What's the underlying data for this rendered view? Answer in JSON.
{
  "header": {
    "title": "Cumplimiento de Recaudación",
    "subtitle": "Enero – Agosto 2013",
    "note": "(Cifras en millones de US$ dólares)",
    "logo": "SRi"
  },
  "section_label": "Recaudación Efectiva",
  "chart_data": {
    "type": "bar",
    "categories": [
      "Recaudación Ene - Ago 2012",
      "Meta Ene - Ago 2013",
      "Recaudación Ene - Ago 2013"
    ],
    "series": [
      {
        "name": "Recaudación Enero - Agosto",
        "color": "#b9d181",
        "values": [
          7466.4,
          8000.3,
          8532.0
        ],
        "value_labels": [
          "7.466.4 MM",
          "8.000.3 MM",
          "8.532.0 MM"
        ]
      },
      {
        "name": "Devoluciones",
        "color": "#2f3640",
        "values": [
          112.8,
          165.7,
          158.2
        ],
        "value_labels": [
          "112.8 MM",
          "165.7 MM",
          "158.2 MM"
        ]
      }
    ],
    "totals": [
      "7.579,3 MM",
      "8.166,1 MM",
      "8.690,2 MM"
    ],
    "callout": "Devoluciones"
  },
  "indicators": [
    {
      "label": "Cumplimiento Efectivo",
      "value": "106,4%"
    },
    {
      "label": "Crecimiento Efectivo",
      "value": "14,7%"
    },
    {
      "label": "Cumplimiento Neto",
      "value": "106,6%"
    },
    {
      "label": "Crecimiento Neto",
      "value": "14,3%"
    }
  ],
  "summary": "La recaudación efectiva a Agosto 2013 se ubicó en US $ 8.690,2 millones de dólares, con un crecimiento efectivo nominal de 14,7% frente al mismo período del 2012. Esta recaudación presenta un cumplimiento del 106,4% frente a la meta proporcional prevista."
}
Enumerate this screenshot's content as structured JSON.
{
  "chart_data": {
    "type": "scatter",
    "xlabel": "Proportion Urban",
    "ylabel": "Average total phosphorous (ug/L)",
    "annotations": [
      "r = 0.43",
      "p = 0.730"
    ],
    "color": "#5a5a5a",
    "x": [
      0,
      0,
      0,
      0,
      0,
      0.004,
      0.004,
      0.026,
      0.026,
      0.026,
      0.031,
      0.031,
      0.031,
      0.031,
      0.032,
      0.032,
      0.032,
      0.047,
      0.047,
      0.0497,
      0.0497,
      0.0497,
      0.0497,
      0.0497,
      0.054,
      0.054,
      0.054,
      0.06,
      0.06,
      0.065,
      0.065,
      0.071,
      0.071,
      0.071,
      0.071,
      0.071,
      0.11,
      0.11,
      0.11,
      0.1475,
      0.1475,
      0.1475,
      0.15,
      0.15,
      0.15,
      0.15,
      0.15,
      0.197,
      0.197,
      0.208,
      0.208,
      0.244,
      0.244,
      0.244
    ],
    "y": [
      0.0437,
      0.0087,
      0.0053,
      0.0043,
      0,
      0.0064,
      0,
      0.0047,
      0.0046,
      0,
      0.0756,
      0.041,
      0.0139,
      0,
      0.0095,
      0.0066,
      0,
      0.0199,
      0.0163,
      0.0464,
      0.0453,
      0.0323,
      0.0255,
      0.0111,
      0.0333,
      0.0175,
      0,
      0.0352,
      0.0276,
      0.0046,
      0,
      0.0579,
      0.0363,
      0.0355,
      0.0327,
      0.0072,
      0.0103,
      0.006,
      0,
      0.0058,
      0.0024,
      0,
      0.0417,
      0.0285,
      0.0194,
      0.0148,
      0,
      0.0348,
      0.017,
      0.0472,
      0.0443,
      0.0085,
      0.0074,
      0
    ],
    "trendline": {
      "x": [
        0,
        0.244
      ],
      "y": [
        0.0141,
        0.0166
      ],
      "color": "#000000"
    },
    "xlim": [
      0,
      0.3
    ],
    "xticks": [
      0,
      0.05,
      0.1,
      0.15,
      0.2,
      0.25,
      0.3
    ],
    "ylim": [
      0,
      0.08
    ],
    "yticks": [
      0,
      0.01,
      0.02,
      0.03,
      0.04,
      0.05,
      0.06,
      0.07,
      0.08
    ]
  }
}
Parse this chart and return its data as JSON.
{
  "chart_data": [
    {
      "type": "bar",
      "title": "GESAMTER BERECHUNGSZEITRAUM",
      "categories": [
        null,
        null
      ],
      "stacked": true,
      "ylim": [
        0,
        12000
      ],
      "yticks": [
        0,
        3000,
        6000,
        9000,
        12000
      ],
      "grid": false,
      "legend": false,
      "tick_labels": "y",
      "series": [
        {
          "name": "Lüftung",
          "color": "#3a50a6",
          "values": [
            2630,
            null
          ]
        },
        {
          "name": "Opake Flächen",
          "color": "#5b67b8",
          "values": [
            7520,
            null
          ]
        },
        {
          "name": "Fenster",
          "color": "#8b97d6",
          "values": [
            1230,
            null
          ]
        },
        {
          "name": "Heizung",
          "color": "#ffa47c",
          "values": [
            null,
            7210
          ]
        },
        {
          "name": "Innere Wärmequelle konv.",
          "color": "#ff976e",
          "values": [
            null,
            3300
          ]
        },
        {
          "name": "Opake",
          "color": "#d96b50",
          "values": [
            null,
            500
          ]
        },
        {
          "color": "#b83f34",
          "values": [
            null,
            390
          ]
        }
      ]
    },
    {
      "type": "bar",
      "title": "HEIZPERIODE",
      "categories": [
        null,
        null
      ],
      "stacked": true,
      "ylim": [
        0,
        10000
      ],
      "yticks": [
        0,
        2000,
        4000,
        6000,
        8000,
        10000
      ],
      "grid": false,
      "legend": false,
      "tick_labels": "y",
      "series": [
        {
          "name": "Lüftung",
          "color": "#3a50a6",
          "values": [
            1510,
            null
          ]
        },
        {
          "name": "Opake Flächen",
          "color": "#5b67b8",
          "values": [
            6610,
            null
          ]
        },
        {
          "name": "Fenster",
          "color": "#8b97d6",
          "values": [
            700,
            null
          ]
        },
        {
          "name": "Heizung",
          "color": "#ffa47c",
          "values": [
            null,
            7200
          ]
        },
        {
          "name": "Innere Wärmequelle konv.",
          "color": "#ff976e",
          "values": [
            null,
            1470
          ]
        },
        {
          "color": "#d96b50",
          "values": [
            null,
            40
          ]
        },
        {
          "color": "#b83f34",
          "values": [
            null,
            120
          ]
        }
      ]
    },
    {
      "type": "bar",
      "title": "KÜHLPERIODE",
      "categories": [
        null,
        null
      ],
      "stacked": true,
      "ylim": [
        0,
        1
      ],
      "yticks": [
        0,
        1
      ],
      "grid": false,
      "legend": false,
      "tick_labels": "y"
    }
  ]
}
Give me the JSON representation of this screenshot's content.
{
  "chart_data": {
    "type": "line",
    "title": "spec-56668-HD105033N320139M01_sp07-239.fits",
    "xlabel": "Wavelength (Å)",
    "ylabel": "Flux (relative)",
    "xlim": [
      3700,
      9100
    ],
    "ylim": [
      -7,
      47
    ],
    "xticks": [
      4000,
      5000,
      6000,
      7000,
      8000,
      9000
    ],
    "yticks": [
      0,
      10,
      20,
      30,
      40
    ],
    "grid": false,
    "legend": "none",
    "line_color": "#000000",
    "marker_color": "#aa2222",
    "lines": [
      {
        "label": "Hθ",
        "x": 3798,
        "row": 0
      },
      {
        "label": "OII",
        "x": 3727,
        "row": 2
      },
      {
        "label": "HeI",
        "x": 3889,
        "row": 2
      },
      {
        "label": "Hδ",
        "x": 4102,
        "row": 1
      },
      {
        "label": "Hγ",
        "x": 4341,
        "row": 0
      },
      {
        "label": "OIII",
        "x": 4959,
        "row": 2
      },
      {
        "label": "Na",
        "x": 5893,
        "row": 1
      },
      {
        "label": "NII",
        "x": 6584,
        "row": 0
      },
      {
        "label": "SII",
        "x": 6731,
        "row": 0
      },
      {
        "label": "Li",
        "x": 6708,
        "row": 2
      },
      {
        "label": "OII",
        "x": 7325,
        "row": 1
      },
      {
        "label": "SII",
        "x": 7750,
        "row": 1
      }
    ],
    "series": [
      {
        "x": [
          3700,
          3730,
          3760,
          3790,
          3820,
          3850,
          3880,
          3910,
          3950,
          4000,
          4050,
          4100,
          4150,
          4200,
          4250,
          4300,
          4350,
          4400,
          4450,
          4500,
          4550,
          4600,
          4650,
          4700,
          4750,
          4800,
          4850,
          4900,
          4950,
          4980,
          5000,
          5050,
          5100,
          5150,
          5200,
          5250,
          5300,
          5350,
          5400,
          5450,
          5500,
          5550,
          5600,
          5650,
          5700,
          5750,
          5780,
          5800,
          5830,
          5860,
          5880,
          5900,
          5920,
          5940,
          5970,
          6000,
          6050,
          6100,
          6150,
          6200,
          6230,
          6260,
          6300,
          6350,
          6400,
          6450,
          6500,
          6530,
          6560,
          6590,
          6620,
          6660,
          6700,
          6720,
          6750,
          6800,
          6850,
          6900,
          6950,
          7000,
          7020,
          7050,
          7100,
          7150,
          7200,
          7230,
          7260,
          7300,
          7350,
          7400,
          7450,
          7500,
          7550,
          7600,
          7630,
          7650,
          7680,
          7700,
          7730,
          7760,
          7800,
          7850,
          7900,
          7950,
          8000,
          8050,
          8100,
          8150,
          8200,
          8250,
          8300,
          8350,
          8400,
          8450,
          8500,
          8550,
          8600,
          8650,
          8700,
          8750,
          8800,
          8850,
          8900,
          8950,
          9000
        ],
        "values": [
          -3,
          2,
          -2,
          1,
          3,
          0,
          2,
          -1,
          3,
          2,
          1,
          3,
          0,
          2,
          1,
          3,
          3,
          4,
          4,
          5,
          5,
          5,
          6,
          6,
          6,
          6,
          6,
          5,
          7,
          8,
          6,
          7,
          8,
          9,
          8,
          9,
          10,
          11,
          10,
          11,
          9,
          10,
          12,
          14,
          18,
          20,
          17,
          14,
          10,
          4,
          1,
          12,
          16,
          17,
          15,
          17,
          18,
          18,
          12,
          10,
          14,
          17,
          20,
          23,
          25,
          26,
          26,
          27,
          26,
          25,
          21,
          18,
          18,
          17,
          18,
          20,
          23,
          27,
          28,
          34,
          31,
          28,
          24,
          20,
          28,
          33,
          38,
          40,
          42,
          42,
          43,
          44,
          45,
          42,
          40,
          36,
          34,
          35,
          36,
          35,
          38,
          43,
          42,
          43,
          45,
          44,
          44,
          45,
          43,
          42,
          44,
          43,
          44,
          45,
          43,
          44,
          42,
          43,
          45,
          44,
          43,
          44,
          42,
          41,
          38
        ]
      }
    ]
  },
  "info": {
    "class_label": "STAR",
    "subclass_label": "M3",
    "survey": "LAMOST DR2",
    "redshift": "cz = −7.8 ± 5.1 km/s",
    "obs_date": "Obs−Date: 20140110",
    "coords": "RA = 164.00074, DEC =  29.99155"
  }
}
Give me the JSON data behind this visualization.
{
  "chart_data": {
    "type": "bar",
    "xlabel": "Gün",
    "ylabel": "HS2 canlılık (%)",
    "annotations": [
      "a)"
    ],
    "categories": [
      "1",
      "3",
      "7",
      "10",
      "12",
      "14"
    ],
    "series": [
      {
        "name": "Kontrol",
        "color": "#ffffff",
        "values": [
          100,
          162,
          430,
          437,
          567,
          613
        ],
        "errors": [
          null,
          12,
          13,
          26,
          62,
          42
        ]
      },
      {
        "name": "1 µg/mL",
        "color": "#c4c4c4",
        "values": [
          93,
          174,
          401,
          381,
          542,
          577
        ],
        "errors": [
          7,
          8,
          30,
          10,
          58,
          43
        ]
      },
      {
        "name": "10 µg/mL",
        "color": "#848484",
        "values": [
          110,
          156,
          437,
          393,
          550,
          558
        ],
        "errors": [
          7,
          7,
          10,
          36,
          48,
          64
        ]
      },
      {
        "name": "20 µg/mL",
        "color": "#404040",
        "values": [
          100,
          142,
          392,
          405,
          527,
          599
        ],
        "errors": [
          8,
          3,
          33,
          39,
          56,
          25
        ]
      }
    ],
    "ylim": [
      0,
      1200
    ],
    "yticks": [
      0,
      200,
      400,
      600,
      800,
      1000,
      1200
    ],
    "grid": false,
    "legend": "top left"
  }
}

■ **GIVEN REQUEST**
Using the entries above, return each line in which the word "xlabel" occurs.

■ **THE REPLY**
    "xlabel": "Proportion Urban",
    "xlabel": "Wavelength (Å)",
    "xlabel": "Gün",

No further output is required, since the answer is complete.